# Start of Input
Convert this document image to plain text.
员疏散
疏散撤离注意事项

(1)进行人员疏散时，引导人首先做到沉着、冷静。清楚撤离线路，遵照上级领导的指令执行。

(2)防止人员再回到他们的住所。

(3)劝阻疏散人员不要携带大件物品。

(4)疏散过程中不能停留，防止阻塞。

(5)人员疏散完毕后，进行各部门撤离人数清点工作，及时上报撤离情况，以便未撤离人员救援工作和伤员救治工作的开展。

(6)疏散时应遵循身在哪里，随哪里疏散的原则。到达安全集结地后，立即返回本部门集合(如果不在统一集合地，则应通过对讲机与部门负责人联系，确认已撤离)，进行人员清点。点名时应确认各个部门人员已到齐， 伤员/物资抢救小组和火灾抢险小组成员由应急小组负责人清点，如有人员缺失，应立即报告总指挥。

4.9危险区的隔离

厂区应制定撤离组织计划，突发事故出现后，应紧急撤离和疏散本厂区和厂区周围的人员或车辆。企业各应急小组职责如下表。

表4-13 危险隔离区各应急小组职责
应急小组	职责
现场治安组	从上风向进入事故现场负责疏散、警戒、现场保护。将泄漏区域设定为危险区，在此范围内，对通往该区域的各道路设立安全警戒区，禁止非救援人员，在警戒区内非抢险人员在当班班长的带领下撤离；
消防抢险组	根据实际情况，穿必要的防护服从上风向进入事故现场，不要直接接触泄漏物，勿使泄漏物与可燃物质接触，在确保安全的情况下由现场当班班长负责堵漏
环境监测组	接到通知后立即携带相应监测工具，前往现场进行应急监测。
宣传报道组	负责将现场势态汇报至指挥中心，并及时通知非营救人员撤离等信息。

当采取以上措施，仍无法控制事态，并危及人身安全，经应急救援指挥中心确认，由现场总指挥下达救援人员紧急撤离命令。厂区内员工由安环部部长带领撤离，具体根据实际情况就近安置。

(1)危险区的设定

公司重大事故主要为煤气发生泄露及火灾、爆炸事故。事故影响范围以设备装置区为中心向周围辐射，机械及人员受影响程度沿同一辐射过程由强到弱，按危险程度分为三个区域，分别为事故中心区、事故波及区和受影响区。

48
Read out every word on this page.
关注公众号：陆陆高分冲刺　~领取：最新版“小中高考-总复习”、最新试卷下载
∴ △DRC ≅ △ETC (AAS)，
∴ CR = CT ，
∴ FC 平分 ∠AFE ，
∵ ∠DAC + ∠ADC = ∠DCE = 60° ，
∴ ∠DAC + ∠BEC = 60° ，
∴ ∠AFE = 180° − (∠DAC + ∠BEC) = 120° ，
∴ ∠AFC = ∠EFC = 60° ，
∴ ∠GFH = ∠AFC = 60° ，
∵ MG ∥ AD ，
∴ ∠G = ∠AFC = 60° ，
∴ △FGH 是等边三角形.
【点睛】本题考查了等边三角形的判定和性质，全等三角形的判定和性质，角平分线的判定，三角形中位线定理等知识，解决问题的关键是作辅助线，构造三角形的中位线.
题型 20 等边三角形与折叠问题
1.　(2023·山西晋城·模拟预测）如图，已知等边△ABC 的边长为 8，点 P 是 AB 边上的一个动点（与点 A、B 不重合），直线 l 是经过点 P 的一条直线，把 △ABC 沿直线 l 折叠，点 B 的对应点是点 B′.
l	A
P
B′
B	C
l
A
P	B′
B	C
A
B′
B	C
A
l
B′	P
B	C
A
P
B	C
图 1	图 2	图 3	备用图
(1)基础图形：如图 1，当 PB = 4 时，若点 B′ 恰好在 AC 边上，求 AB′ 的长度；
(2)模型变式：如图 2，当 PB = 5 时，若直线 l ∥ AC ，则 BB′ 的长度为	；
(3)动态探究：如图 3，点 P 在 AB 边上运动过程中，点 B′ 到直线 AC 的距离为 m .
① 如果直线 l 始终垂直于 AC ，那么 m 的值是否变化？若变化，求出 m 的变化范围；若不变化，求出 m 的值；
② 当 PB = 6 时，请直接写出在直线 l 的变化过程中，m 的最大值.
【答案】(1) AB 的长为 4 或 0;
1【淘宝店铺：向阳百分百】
# End of Input
_Prompt_
Each line holding the word "this" counts once; report the total and nothing else.

_Task answer_
2